------ Records shown
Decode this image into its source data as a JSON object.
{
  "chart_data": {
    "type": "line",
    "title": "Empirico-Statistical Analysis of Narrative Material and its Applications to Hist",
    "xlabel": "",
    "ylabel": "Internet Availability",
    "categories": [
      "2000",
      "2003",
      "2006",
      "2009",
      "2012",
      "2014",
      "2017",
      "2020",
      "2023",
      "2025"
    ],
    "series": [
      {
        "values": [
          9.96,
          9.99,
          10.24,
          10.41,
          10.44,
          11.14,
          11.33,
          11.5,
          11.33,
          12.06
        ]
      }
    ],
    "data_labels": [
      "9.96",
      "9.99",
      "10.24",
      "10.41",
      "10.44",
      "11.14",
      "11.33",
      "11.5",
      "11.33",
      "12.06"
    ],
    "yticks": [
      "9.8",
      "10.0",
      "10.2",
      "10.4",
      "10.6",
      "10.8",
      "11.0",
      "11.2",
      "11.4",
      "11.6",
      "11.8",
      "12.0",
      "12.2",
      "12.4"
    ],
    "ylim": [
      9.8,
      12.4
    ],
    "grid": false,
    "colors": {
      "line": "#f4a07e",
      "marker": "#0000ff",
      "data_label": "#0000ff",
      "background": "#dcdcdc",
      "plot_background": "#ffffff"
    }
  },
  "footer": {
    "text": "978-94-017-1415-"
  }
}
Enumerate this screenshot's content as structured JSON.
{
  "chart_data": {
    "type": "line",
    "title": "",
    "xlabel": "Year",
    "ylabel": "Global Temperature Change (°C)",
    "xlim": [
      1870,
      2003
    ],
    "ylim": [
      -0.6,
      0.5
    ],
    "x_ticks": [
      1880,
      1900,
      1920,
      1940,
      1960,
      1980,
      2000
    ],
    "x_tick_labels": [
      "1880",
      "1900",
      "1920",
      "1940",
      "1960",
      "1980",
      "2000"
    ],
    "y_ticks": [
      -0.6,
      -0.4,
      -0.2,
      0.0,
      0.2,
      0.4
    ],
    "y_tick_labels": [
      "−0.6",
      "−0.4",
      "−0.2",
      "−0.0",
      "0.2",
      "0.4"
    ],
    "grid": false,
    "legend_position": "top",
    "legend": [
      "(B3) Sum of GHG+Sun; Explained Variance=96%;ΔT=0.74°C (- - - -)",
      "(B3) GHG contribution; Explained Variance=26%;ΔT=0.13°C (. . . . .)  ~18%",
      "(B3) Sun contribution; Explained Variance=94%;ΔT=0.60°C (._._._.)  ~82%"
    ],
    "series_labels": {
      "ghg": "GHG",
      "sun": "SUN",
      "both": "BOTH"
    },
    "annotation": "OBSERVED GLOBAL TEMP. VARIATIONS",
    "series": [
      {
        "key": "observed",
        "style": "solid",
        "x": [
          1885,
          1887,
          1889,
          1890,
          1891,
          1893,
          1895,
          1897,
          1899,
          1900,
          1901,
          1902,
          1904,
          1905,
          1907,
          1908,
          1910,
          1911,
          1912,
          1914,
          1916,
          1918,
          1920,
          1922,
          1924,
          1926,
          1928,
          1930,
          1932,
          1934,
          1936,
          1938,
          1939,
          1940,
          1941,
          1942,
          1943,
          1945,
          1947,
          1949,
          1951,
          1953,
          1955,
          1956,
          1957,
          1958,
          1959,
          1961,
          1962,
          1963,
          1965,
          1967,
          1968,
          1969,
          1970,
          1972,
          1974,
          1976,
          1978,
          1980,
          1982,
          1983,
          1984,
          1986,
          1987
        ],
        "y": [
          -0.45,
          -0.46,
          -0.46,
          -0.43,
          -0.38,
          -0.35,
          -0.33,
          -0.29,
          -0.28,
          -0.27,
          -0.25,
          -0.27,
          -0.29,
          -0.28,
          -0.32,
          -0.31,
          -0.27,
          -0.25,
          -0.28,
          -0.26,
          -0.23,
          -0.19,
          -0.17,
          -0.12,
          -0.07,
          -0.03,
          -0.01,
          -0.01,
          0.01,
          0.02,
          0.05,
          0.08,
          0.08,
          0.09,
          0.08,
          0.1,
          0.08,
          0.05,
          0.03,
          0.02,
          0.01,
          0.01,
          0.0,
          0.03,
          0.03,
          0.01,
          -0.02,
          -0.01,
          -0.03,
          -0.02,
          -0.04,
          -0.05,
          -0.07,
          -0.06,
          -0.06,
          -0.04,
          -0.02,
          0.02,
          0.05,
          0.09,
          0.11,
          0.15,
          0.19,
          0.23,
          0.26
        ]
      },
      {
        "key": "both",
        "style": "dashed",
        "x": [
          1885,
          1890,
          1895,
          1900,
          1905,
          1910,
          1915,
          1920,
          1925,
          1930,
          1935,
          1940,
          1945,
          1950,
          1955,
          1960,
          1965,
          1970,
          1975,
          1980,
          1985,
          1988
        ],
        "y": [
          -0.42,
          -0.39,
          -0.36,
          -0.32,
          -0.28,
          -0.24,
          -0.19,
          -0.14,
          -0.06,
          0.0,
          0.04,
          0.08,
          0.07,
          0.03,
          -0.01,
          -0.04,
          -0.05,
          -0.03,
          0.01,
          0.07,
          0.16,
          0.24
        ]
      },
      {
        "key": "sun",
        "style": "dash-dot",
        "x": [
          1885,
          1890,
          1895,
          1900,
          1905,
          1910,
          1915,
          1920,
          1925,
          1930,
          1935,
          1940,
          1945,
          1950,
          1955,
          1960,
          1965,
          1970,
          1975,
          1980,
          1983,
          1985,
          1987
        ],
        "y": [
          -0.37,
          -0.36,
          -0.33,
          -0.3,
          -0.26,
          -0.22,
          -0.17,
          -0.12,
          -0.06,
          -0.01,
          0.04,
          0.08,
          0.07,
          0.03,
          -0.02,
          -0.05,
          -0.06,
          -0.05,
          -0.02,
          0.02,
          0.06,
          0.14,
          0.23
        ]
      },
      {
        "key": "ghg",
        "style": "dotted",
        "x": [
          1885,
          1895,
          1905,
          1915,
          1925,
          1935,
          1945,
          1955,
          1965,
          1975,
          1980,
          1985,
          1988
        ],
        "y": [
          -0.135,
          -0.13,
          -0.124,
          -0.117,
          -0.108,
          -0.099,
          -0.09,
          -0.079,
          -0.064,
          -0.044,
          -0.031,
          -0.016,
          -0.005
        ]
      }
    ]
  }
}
------------
* _What you will do_: Transcribe the data above in full, exactly.

* _Answer in full_:
Decode this image into its source data as a JSON object.
{
  "chart_data": {
    "type": "line",
    "title": "Empirico-Statistical Analysis of Narrative Material and its Applications to Hist",
    "xlabel": "",
    "ylabel": "Internet Availability",
    "categories": [
      "2000",
      "2003",
      "2006",
      "2009",
      "2012",
      "2014",
      "2017",
      "2020",
      "2023",
      "2025"
    ],
    "series": [
      {
        "values": [
          9.96,
          9.99,
          10.24,
          10.41,
          10.44,
          11.14,
          11.33,
          11.5,
          11.33,
          12.06
        ]
      }
    ],
    "data_labels": [
      "9.96",
      "9.99",
      "10.24",
      "10.41",
      "10.44",
      "11.14",
      "11.33",
      "11.5",
      "11.33",
      "12.06"
    ],
    "yticks": [
      "9.8",
      "10.0",
      "10.2",
      "10.4",
      "10.6",
      "10.8",
      "11.0",
      "11.2",
      "11.4",
      "11.6",
      "11.8",
      "12.0",
      "12.2",
      "12.4"
    ],
    "ylim": [
      9.8,
      12.4
    ],
    "grid": false,
    "colors": {
      "line": "#f4a07e",
      "marker": "#0000ff",
      "data_label": "#0000ff",
      "background": "#dcdcdc",
      "plot_background": "#ffffff"
    }
  },
  "footer": {
    "text": "978-94-017-1415-"
  }
}
Enumerate this screenshot's content as structured JSON.
{
  "chart_data": {
    "type": "line",
    "title": "",
    "xlabel": "Year",
    "ylabel": "Global Temperature Change (°C)",
    "xlim": [
      1870,
      2003
    ],
    "ylim": [
      -0.6,
      0.5
    ],
    "x_ticks": [
      1880,
      1900,
      1920,
      1940,
      1960,
      1980,
      2000
    ],
    "x_tick_labels": [
      "1880",
      "1900",
      "1920",
      "1940",
      "1960",
      "1980",
      "2000"
    ],
    "y_ticks": [
      -0.6,
      -0.4,
      -0.2,
      0.0,
      0.2,
      0.4
    ],
    "y_tick_labels": [
      "−0.6",
      "−0.4",
      "−0.2",
      "−0.0",
      "0.2",
      "0.4"
    ],
    "grid": false,
    "legend_position": "top",
    "legend": [
      "(B3) Sum of GHG+Sun; Explained Variance=96%;ΔT=0.74°C (- - - -)",
      "(B3) GHG contribution; Explained Variance=26%;ΔT=0.13°C (. . . . .)  ~18%",
      "(B3) Sun contribution; Explained Variance=94%;ΔT=0.60°C (._._._.)  ~82%"
    ],
    "series_labels": {
      "ghg": "GHG",
      "sun": "SUN",
      "both": "BOTH"
    },
    "annotation": "OBSERVED GLOBAL TEMP. VARIATIONS",
    "series": [
      {
        "key": "observed",
        "style": "solid",
        "x": [
          1885,
          1887,
          1889,
          1890,
          1891,
          1893,
          1895,
          1897,
          1899,
          1900,
          1901,
          1902,
          1904,
          1905,
          1907,
          1908,
          1910,
          1911,
          1912,
          1914,
          1916,
          1918,
          1920,
          1922,
          1924,
          1926,
          1928,
          1930,
          1932,
          1934,
          1936,
          1938,
          1939,
          1940,
          1941,
          1942,
          1943,
          1945,
          1947,
          1949,
          1951,
          1953,
          1955,
          1956,
          1957,
          1958,
          1959,
          1961,
          1962,
          1963,
          1965,
          1967,
          1968,
          1969,
          1970,
          1972,
          1974,
          1976,
          1978,
          1980,
          1982,
          1983,
          1984,
          1986,
          1987
        ],
        "y": [
          -0.45,
          -0.46,
          -0.46,
          -0.43,
          -0.38,
          -0.35,
          -0.33,
          -0.29,
          -0.28,
          -0.27,
          -0.25,
          -0.27,
          -0.29,
          -0.28,
          -0.32,
          -0.31,
          -0.27,
          -0.25,
          -0.28,
          -0.26,
          -0.23,
          -0.19,
          -0.17,
          -0.12,
          -0.07,
          -0.03,
          -0.01,
          -0.01,
          0.01,
          0.02,
          0.05,
          0.08,
          0.08,
          0.09,
          0.08,
          0.1,
          0.08,
          0.05,
          0.03,
          0.02,
          0.01,
          0.01,
          0.0,
          0.03,
          0.03,
          0.01,
          -0.02,
          -0.01,
          -0.03,
          -0.02,
          -0.04,
          -0.05,
          -0.07,
          -0.06,
          -0.06,
          -0.04,
          -0.02,
          0.02,
          0.05,
          0.09,
          0.11,
          0.15,
          0.19,
          0.23,
          0.26
        ]
      },
      {
        "key": "both",
        "style": "dashed",
        "x": [
          1885,
          1890,
          1895,
          1900,
          1905,
          1910,
          1915,
          1920,
          1925,
          1930,
          1935,
          1940,
          1945,
          1950,
          1955,
          1960,
          1965,
          1970,
          1975,
          1980,
          1985,
          1988
        ],
        "y": [
          -0.42,
          -0.39,
          -0.36,
          -0.32,
          -0.28,
          -0.24,
          -0.19,
          -0.14,
          -0.06,
          0.0,
          0.04,
          0.08,
          0.07,
          0.03,
          -0.01,
          -0.04,
          -0.05,
          -0.03,
          0.01,
          0.07,
          0.16,
          0.24
        ]
      },
      {
        "key": "sun",
        "style": "dash-dot",
        "x": [
          1885,
          1890,
          1895,
          1900,
          1905,
          1910,
          1915,
          1920,
          1925,
          1930,
          1935,
          1940,
          1945,
          1950,
          1955,
          1960,
          1965,
          1970,
          1975,
          1980,
          1983,
          1985,
          1987
        ],
        "y": [
          -0.37,
          -0.36,
          -0.33,
          -0.3,
          -0.26,
          -0.22,
          -0.17,
          -0.12,
          -0.06,
          -0.01,
          0.04,
          0.08,
          0.07,
          0.03,
          -0.02,
          -0.05,
          -0.06,
          -0.05,
          -0.02,
          0.02,
          0.06,
          0.14,
          0.23
        ]
      },
      {
        "key": "ghg",
        "style": "dotted",
        "x": [
          1885,
          1895,
          1905,
          1915,
          1925,
          1935,
          1945,
          1955,
          1965,
          1975,
          1980,
          1985,
          1988
        ],
        "y": [
          -0.135,
          -0.13,
          -0.124,
          -0.117,
          -0.108,
          -0.099,
          -0.09,
          -0.079,
          -0.064,
          -0.044,
          -0.031,
          -0.016,
          -0.005
        ]
      }
    ]
  }
}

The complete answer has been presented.